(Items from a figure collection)
>> BEGIN

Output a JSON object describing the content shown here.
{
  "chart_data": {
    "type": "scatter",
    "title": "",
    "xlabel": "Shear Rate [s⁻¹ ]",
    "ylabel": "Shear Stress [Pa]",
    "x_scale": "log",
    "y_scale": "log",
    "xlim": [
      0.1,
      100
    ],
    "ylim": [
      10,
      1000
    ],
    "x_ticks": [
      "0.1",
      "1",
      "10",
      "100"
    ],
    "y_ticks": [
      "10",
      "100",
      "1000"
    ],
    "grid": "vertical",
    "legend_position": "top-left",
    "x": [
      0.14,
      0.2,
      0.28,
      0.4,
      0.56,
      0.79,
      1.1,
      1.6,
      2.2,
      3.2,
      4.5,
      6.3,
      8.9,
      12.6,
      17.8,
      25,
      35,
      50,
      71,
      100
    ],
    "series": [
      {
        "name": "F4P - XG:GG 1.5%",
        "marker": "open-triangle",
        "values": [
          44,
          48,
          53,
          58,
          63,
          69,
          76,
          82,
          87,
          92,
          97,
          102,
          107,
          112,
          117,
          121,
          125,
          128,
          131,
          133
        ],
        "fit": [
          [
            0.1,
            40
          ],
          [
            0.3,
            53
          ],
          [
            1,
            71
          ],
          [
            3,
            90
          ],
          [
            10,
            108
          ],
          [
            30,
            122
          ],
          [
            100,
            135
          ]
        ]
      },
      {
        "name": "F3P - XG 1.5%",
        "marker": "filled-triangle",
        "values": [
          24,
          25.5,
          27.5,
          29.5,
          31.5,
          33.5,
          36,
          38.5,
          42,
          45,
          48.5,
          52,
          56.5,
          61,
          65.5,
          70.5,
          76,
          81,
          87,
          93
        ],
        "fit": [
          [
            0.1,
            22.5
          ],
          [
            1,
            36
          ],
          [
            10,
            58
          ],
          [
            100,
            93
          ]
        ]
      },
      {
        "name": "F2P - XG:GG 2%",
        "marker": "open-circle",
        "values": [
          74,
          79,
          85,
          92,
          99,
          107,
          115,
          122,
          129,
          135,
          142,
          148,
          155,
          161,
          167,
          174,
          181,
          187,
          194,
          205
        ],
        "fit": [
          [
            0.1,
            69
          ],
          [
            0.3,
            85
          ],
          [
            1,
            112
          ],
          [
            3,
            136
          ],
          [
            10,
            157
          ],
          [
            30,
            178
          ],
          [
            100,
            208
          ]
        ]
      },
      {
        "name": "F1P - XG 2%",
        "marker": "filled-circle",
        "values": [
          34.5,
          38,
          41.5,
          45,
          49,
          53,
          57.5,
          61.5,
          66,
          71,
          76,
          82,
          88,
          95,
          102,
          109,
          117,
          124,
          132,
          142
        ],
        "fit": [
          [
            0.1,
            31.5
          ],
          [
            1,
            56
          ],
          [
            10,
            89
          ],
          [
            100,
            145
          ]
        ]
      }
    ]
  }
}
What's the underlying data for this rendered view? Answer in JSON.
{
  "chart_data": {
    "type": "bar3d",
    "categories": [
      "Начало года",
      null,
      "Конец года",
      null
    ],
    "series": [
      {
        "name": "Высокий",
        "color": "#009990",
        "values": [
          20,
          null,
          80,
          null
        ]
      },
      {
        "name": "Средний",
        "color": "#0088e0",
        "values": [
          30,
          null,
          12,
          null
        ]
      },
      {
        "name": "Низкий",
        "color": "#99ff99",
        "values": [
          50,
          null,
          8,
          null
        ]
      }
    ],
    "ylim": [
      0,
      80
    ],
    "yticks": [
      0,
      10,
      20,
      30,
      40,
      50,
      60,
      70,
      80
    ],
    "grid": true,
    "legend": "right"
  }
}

>> END

=== REQUIRED WORK ===
Take the lines above and print them exactly.

=== THE SOLUTION ===
Output a JSON object describing the content shown here.
{
  "chart_data": {
    "type": "scatter",
    "title": "",
    "xlabel": "Shear Rate [s⁻¹ ]",
    "ylabel": "Shear Stress [Pa]",
    "x_scale": "log",
    "y_scale": "log",
    "xlim": [
      0.1,
      100
    ],
    "ylim": [
      10,
      1000
    ],
    "x_ticks": [
      "0.1",
      "1",
      "10",
      "100"
    ],
    "y_ticks": [
      "10",
      "100",
      "1000"
    ],
    "grid": "vertical",
    "legend_position": "top-left",
    "x": [
      0.14,
      0.2,
      0.28,
      0.4,
      0.56,
      0.79,
      1.1,
      1.6,
      2.2,
      3.2,
      4.5,
      6.3,
      8.9,
      12.6,
      17.8,
      25,
      35,
      50,
      71,
      100
    ],
    "series": [
      {
        "name": "F4P - XG:GG 1.5%",
        "marker": "open-triangle",
        "values": [
          44,
          48,
          53,
          58,
          63,
          69,
          76,
          82,
          87,
          92,
          97,
          102,
          107,
          112,
          117,
          121,
          125,
          128,
          131,
          133
        ],
        "fit": [
          [
            0.1,
            40
          ],
          [
            0.3,
            53
          ],
          [
            1,
            71
          ],
          [
            3,
            90
          ],
          [
            10,
            108
          ],
          [
            30,
            122
          ],
          [
            100,
            135
          ]
        ]
      },
      {
        "name": "F3P - XG 1.5%",
        "marker": "filled-triangle",
        "values": [
          24,
          25.5,
          27.5,
          29.5,
          31.5,
          33.5,
          36,
          38.5,
          42,
          45,
          48.5,
          52,
          56.5,
          61,
          65.5,
          70.5,
          76,
          81,
          87,
          93
        ],
        "fit": [
          [
            0.1,
            22.5
          ],
          [
            1,
            36
          ],
          [
            10,
            58
          ],
          [
            100,
            93
          ]
        ]
      },
      {
        "name": "F2P - XG:GG 2%",
        "marker": "open-circle",
        "values": [
          74,
          79,
          85,
          92,
          99,
          107,
          115,
          122,
          129,
          135,
          142,
          148,
          155,
          161,
          167,
          174,
          181,
          187,
          194,
          205
        ],
        "fit": [
          [
            0.1,
            69
          ],
          [
            0.3,
            85
          ],
          [
            1,
            112
          ],
          [
            3,
            136
          ],
          [
            10,
            157
          ],
          [
            30,
            178
          ],
          [
            100,
            208
          ]
        ]
      },
      {
        "name": "F1P - XG 2%",
        "marker": "filled-circle",
        "values": [
          34.5,
          38,
          41.5,
          45,
          49,
          53,
          57.5,
          61.5,
          66,
          71,
          76,
          82,
          88,
          95,
          102,
          109,
          117,
          124,
          132,
          142
        ],
        "fit": [
          [
            0.1,
            31.5
          ],
          [
            1,
            56
          ],
          [
            10,
            89
          ],
          [
            100,
            145
          ]
        ]
      }
    ]
  }
}
What's the underlying data for this rendered view? Answer in JSON.
{
  "chart_data": {
    "type": "bar3d",
    "categories": [
      "Начало года",
      null,
      "Конец года",
      null
    ],
    "series": [
      {
        "name": "Высокий",
        "color": "#009990",
        "values": [
          20,
          null,
          80,
          null
        ]
      },
      {
        "name": "Средний",
        "color": "#0088e0",
        "values": [
          30,
          null,
          12,
          null
        ]
      },
      {
        "name": "Низкий",
        "color": "#99ff99",
        "values": [
          50,
          null,
          8,
          null
        ]
      }
    ],
    "ylim": [
      0,
      80
    ],
    "yticks": [
      0,
      10,
      20,
      30,
      40,
      50,
      60,
      70,
      80
    ],
    "grid": true,
    "legend": "right"
  }
}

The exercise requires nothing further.